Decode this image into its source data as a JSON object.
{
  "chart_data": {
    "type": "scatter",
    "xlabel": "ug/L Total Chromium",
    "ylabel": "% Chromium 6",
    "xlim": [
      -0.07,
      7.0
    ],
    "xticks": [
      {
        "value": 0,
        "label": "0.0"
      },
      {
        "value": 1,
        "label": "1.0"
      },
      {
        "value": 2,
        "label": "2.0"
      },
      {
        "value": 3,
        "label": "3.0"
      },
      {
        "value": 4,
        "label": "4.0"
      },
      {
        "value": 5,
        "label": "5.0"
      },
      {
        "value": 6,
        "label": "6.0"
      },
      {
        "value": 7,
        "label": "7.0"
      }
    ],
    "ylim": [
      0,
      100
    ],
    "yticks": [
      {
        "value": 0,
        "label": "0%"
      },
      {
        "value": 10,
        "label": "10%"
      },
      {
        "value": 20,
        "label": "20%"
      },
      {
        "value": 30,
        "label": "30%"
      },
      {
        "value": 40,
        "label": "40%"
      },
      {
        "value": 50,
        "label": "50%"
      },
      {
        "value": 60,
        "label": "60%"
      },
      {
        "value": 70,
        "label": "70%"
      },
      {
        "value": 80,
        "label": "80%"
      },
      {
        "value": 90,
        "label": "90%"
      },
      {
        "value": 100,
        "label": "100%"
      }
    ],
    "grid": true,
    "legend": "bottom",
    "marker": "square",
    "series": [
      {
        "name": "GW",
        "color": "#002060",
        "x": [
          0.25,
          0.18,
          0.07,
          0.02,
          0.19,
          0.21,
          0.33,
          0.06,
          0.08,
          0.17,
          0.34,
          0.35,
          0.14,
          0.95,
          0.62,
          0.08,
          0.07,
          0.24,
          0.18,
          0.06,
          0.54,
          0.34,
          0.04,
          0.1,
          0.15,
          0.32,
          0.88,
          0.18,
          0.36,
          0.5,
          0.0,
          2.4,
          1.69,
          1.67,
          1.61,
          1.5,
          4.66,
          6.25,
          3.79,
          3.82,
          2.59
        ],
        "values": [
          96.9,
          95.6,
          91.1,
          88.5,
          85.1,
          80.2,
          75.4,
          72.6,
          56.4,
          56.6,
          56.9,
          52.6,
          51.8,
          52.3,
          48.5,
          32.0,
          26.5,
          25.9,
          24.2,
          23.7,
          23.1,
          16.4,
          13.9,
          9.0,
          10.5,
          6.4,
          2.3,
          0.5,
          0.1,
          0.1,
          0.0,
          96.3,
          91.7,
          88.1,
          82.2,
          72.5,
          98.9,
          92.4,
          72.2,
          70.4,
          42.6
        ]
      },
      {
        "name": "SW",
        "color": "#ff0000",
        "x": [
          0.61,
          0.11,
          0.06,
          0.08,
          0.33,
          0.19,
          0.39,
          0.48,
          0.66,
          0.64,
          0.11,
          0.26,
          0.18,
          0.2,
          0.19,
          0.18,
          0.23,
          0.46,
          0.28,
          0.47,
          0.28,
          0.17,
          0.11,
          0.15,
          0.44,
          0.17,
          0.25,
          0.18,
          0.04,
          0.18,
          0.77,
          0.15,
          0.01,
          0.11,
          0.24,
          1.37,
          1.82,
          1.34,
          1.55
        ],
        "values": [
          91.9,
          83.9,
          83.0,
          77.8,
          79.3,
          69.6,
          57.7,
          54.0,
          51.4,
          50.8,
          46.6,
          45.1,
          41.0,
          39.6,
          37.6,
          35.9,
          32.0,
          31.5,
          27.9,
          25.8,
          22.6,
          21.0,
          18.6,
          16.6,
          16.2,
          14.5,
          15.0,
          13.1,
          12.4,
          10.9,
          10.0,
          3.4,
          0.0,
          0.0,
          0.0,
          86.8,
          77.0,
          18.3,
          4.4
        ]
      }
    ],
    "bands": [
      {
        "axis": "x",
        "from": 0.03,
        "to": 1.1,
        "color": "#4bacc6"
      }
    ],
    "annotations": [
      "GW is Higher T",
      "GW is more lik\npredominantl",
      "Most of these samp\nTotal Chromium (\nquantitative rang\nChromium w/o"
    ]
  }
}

=-=-=

▶ **What to work on**
Return all of the data word for word.

▶ **The reply**
Decode this image into its source data as a JSON object.
{
  "chart_data": {
    "type": "scatter",
    "xlabel": "ug/L Total Chromium",
    "ylabel": "% Chromium 6",
    "xlim": [
      -0.07,
      7.0
    ],
    "xticks": [
      {
        "value": 0,
        "label": "0.0"
      },
      {
        "value": 1,
        "label": "1.0"
      },
      {
        "value": 2,
        "label": "2.0"
      },
      {
        "value": 3,
        "label": "3.0"
      },
      {
        "value": 4,
        "label": "4.0"
      },
      {
        "value": 5,
        "label": "5.0"
      },
      {
        "value": 6,
        "label": "6.0"
      },
      {
        "value": 7,
        "label": "7.0"
      }
    ],
    "ylim": [
      0,
      100
    ],
    "yticks": [
      {
        "value": 0,
        "label": "0%"
      },
      {
        "value": 10,
        "label": "10%"
      },
      {
        "value": 20,
        "label": "20%"
      },
      {
        "value": 30,
        "label": "30%"
      },
      {
        "value": 40,
        "label": "40%"
      },
      {
        "value": 50,
        "label": "50%"
      },
      {
        "value": 60,
        "label": "60%"
      },
      {
        "value": 70,
        "label": "70%"
      },
      {
        "value": 80,
        "label": "80%"
      },
      {
        "value": 90,
        "label": "90%"
      },
      {
        "value": 100,
        "label": "100%"
      }
    ],
    "grid": true,
    "legend": "bottom",
    "marker": "square",
    "series": [
      {
        "name": "GW",
        "color": "#002060",
        "x": [
          0.25,
          0.18,
          0.07,
          0.02,
          0.19,
          0.21,
          0.33,
          0.06,
          0.08,
          0.17,
          0.34,
          0.35,
          0.14,
          0.95,
          0.62,
          0.08,
          0.07,
          0.24,
          0.18,
          0.06,
          0.54,
          0.34,
          0.04,
          0.1,
          0.15,
          0.32,
          0.88,
          0.18,
          0.36,
          0.5,
          0.0,
          2.4,
          1.69,
          1.67,
          1.61,
          1.5,
          4.66,
          6.25,
          3.79,
          3.82,
          2.59
        ],
        "values": [
          96.9,
          95.6,
          91.1,
          88.5,
          85.1,
          80.2,
          75.4,
          72.6,
          56.4,
          56.6,
          56.9,
          52.6,
          51.8,
          52.3,
          48.5,
          32.0,
          26.5,
          25.9,
          24.2,
          23.7,
          23.1,
          16.4,
          13.9,
          9.0,
          10.5,
          6.4,
          2.3,
          0.5,
          0.1,
          0.1,
          0.0,
          96.3,
          91.7,
          88.1,
          82.2,
          72.5,
          98.9,
          92.4,
          72.2,
          70.4,
          42.6
        ]
      },
      {
        "name": "SW",
        "color": "#ff0000",
        "x": [
          0.61,
          0.11,
          0.06,
          0.08,
          0.33,
          0.19,
          0.39,
          0.48,
          0.66,
          0.64,
          0.11,
          0.26,
          0.18,
          0.2,
          0.19,
          0.18,
          0.23,
          0.46,
          0.28,
          0.47,
          0.28,
          0.17,
          0.11,
          0.15,
          0.44,
          0.17,
          0.25,
          0.18,
          0.04,
          0.18,
          0.77,
          0.15,
          0.01,
          0.11,
          0.24,
          1.37,
          1.82,
          1.34,
          1.55
        ],
        "values": [
          91.9,
          83.9,
          83.0,
          77.8,
          79.3,
          69.6,
          57.7,
          54.0,
          51.4,
          50.8,
          46.6,
          45.1,
          41.0,
          39.6,
          37.6,
          35.9,
          32.0,
          31.5,
          27.9,
          25.8,
          22.6,
          21.0,
          18.6,
          16.6,
          16.2,
          14.5,
          15.0,
          13.1,
          12.4,
          10.9,
          10.0,
          3.4,
          0.0,
          0.0,
          0.0,
          86.8,
          77.0,
          18.3,
          4.4
        ]
      }
    ],
    "bands": [
      {
        "axis": "x",
        "from": 0.03,
        "to": 1.1,
        "color": "#4bacc6"
      }
    ],
    "annotations": [
      "GW is Higher T",
      "GW is more lik\npredominantl",
      "Most of these samp\nTotal Chromium (\nquantitative rang\nChromium w/o"
    ]
  }
}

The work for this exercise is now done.